[Data entries for graphics]
# # # #

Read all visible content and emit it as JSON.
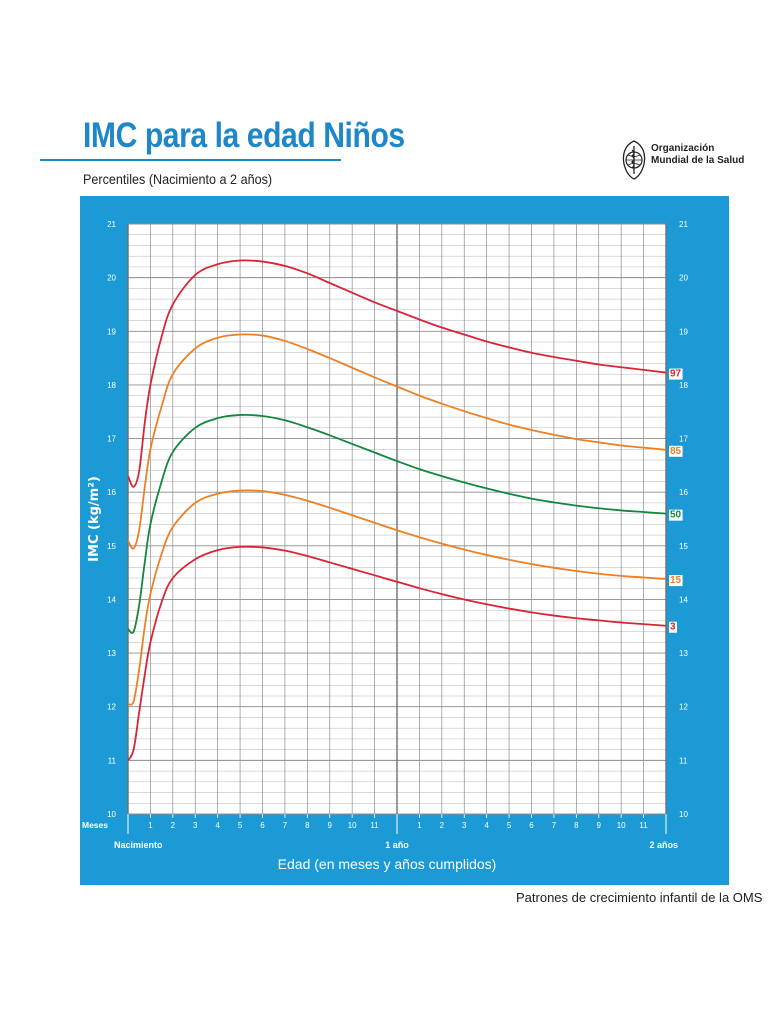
{
  "header": {
    "title": "IMC para la edad Niños",
    "subtitle": "Percentiles (Nacimiento a 2 años)",
    "logo": {
      "icon": "who-emblem-icon",
      "line1": "Organización",
      "line2": "Mundial de la Salud"
    }
  },
  "footer": {
    "text": "Patrones de crecimiento infantil de la OMS"
  },
  "colors": {
    "panel": "#1c9ad6",
    "grid_minor": "#b5b5b5",
    "grid_major": "#8c8c8c",
    "p97": "#d92438",
    "p85": "#ee8023",
    "p50": "#13883c",
    "p15": "#ee8023",
    "p3": "#d92438"
  },
  "chart_data": {
    "type": "line",
    "title": "IMC para la edad Niños",
    "subtitle": "Percentiles (Nacimiento a 2 años)",
    "ylabel": "IMC (kg/m²)",
    "xlabel": "Edad (en meses y años cumplidos)",
    "xlim": [
      0,
      24
    ],
    "ylim": [
      10,
      21
    ],
    "grid": true,
    "y_ticks": [
      10,
      11,
      12,
      13,
      14,
      15,
      16,
      17,
      18,
      19,
      20,
      21
    ],
    "x_month_prefix": "Meses",
    "x_month_ticks": [
      {
        "x": 1,
        "label": "1"
      },
      {
        "x": 2,
        "label": "2"
      },
      {
        "x": 3,
        "label": "3"
      },
      {
        "x": 4,
        "label": "4"
      },
      {
        "x": 5,
        "label": "5"
      },
      {
        "x": 6,
        "label": "6"
      },
      {
        "x": 7,
        "label": "7"
      },
      {
        "x": 8,
        "label": "8"
      },
      {
        "x": 9,
        "label": "9"
      },
      {
        "x": 10,
        "label": "10"
      },
      {
        "x": 11,
        "label": "11"
      },
      {
        "x": 13,
        "label": "1"
      },
      {
        "x": 14,
        "label": "2"
      },
      {
        "x": 15,
        "label": "3"
      },
      {
        "x": 16,
        "label": "4"
      },
      {
        "x": 17,
        "label": "5"
      },
      {
        "x": 18,
        "label": "6"
      },
      {
        "x": 19,
        "label": "7"
      },
      {
        "x": 20,
        "label": "8"
      },
      {
        "x": 21,
        "label": "9"
      },
      {
        "x": 22,
        "label": "10"
      },
      {
        "x": 23,
        "label": "11"
      }
    ],
    "x_year_ticks": [
      {
        "x": 0,
        "label": "Nacimiento"
      },
      {
        "x": 12,
        "label": "1 año"
      },
      {
        "x": 24,
        "label": "2 años"
      }
    ],
    "x": [
      0,
      0.25,
      0.5,
      0.75,
      1,
      1.5,
      2,
      3,
      4,
      5,
      6,
      7,
      8,
      9,
      10,
      11,
      12,
      13,
      14,
      15,
      16,
      17,
      18,
      19,
      20,
      21,
      22,
      23,
      24
    ],
    "series": [
      {
        "name": "97",
        "color_key": "p97",
        "values": [
          16.3,
          16.1,
          16.4,
          17.3,
          18.0,
          18.9,
          19.5,
          20.05,
          20.25,
          20.32,
          20.3,
          20.22,
          20.08,
          19.9,
          19.72,
          19.54,
          19.38,
          19.22,
          19.07,
          18.94,
          18.81,
          18.7,
          18.6,
          18.52,
          18.45,
          18.38,
          18.33,
          18.28,
          18.23
        ]
      },
      {
        "name": "85",
        "color_key": "p85",
        "values": [
          15.1,
          14.95,
          15.3,
          16.1,
          16.8,
          17.6,
          18.2,
          18.68,
          18.88,
          18.94,
          18.92,
          18.82,
          18.67,
          18.5,
          18.32,
          18.14,
          17.97,
          17.8,
          17.65,
          17.51,
          17.38,
          17.26,
          17.16,
          17.07,
          16.99,
          16.93,
          16.87,
          16.83,
          16.79
        ]
      },
      {
        "name": "50",
        "color_key": "p50",
        "values": [
          13.45,
          13.4,
          13.9,
          14.7,
          15.4,
          16.2,
          16.75,
          17.2,
          17.38,
          17.44,
          17.42,
          17.34,
          17.21,
          17.06,
          16.9,
          16.74,
          16.58,
          16.43,
          16.3,
          16.18,
          16.07,
          15.97,
          15.88,
          15.81,
          15.75,
          15.7,
          15.66,
          15.63,
          15.6
        ]
      },
      {
        "name": "15",
        "color_key": "p15",
        "values": [
          12.05,
          12.1,
          12.7,
          13.5,
          14.1,
          14.85,
          15.35,
          15.8,
          15.97,
          16.03,
          16.02,
          15.95,
          15.84,
          15.71,
          15.57,
          15.43,
          15.29,
          15.16,
          15.04,
          14.93,
          14.83,
          14.74,
          14.66,
          14.59,
          14.53,
          14.48,
          14.44,
          14.41,
          14.38
        ]
      },
      {
        "name": "3",
        "color_key": "p3",
        "values": [
          11.0,
          11.2,
          11.9,
          12.6,
          13.2,
          13.95,
          14.4,
          14.75,
          14.92,
          14.98,
          14.97,
          14.91,
          14.81,
          14.69,
          14.57,
          14.45,
          14.33,
          14.21,
          14.1,
          14.0,
          13.91,
          13.83,
          13.76,
          13.7,
          13.65,
          13.61,
          13.57,
          13.54,
          13.51
        ]
      }
    ]
  }
}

# # # #

▶ [EXERCISE]: Retype the whole listing, keeping every line identical and omitting all pictures.

▶ [RESULT]:
Read all visible content and emit it as JSON.
{
  "header": {
    "title": "IMC para la edad Niños",
    "subtitle": "Percentiles (Nacimiento a 2 años)",
    "logo": {
      "icon": "who-emblem-icon",
      "line1": "Organización",
      "line2": "Mundial de la Salud"
    }
  },
  "footer": {
    "text": "Patrones de crecimiento infantil de la OMS"
  },
  "colors": {
    "panel": "#1c9ad6",
    "grid_minor": "#b5b5b5",
    "grid_major": "#8c8c8c",
    "p97": "#d92438",
    "p85": "#ee8023",
    "p50": "#13883c",
    "p15": "#ee8023",
    "p3": "#d92438"
  },
  "chart_data": {
    "type": "line",
    "title": "IMC para la edad Niños",
    "subtitle": "Percentiles (Nacimiento a 2 años)",
    "ylabel": "IMC (kg/m²)",
    "xlabel": "Edad (en meses y años cumplidos)",
    "xlim": [
      0,
      24
    ],
    "ylim": [
      10,
      21
    ],
    "grid": true,
    "y_ticks": [
      10,
      11,
      12,
      13,
      14,
      15,
      16,
      17,
      18,
      19,
      20,
      21
    ],
    "x_month_prefix": "Meses",
    "x_month_ticks": [
      {
        "x": 1,
        "label": "1"
      },
      {
        "x": 2,
        "label": "2"
      },
      {
        "x": 3,
        "label": "3"
      },
      {
        "x": 4,
        "label": "4"
      },
      {
        "x": 5,
        "label": "5"
      },
      {
        "x": 6,
        "label": "6"
      },
      {
        "x": 7,
        "label": "7"
      },
      {
        "x": 8,
        "label": "8"
      },
      {
        "x": 9,
        "label": "9"
      },
      {
        "x": 10,
        "label": "10"
      },
      {
        "x": 11,
        "label": "11"
      },
      {
        "x": 13,
        "label": "1"
      },
      {
        "x": 14,
        "label": "2"
      },
      {
        "x": 15,
        "label": "3"
      },
      {
        "x": 16,
        "label": "4"
      },
      {
        "x": 17,
        "label": "5"
      },
      {
        "x": 18,
        "label": "6"
      },
      {
        "x": 19,
        "label": "7"
      },
      {
        "x": 20,
        "label": "8"
      },
      {
        "x": 21,
        "label": "9"
      },
      {
        "x": 22,
        "label": "10"
      },
      {
        "x": 23,
        "label": "11"
      }
    ],
    "x_year_ticks": [
      {
        "x": 0,
        "label": "Nacimiento"
      },
      {
        "x": 12,
        "label": "1 año"
      },
      {
        "x": 24,
        "label": "2 años"
      }
    ],
    "x": [
      0,
      0.25,
      0.5,
      0.75,
      1,
      1.5,
      2,
      3,
      4,
      5,
      6,
      7,
      8,
      9,
      10,
      11,
      12,
      13,
      14,
      15,
      16,
      17,
      18,
      19,
      20,
      21,
      22,
      23,
      24
    ],
    "series": [
      {
        "name": "97",
        "color_key": "p97",
        "values": [
          16.3,
          16.1,
          16.4,
          17.3,
          18.0,
          18.9,
          19.5,
          20.05,
          20.25,
          20.32,
          20.3,
          20.22,
          20.08,
          19.9,
          19.72,
          19.54,
          19.38,
          19.22,
          19.07,
          18.94,
          18.81,
          18.7,
          18.6,
          18.52,
          18.45,
          18.38,
          18.33,
          18.28,
          18.23
        ]
      },
      {
        "name": "85",
        "color_key": "p85",
        "values": [
          15.1,
          14.95,
          15.3,
          16.1,
          16.8,
          17.6,
          18.2,
          18.68,
          18.88,
          18.94,
          18.92,
          18.82,
          18.67,
          18.5,
          18.32,
          18.14,
          17.97,
          17.8,
          17.65,
          17.51,
          17.38,
          17.26,
          17.16,
          17.07,
          16.99,
          16.93,
          16.87,
          16.83,
          16.79
        ]
      },
      {
        "name": "50",
        "color_key": "p50",
        "values": [
          13.45,
          13.4,
          13.9,
          14.7,
          15.4,
          16.2,
          16.75,
          17.2,
          17.38,
          17.44,
          17.42,
          17.34,
          17.21,
          17.06,
          16.9,
          16.74,
          16.58,
          16.43,
          16.3,
          16.18,
          16.07,
          15.97,
          15.88,
          15.81,
          15.75,
          15.7,
          15.66,
          15.63,
          15.6
        ]
      },
      {
        "name": "15",
        "color_key": "p15",
        "values": [
          12.05,
          12.1,
          12.7,
          13.5,
          14.1,
          14.85,
          15.35,
          15.8,
          15.97,
          16.03,
          16.02,
          15.95,
          15.84,
          15.71,
          15.57,
          15.43,
          15.29,
          15.16,
          15.04,
          14.93,
          14.83,
          14.74,
          14.66,
          14.59,
          14.53,
          14.48,
          14.44,
          14.41,
          14.38
        ]
      },
      {
        "name": "3",
        "color_key": "p3",
        "values": [
          11.0,
          11.2,
          11.9,
          12.6,
          13.2,
          13.95,
          14.4,
          14.75,
          14.92,
          14.98,
          14.97,
          14.91,
          14.81,
          14.69,
          14.57,
          14.45,
          14.33,
          14.21,
          14.1,
          14.0,
          13.91,
          13.83,
          13.76,
          13.7,
          13.65,
          13.61,
          13.57,
          13.54,
          13.51
        ]
      }
    ]
  }
}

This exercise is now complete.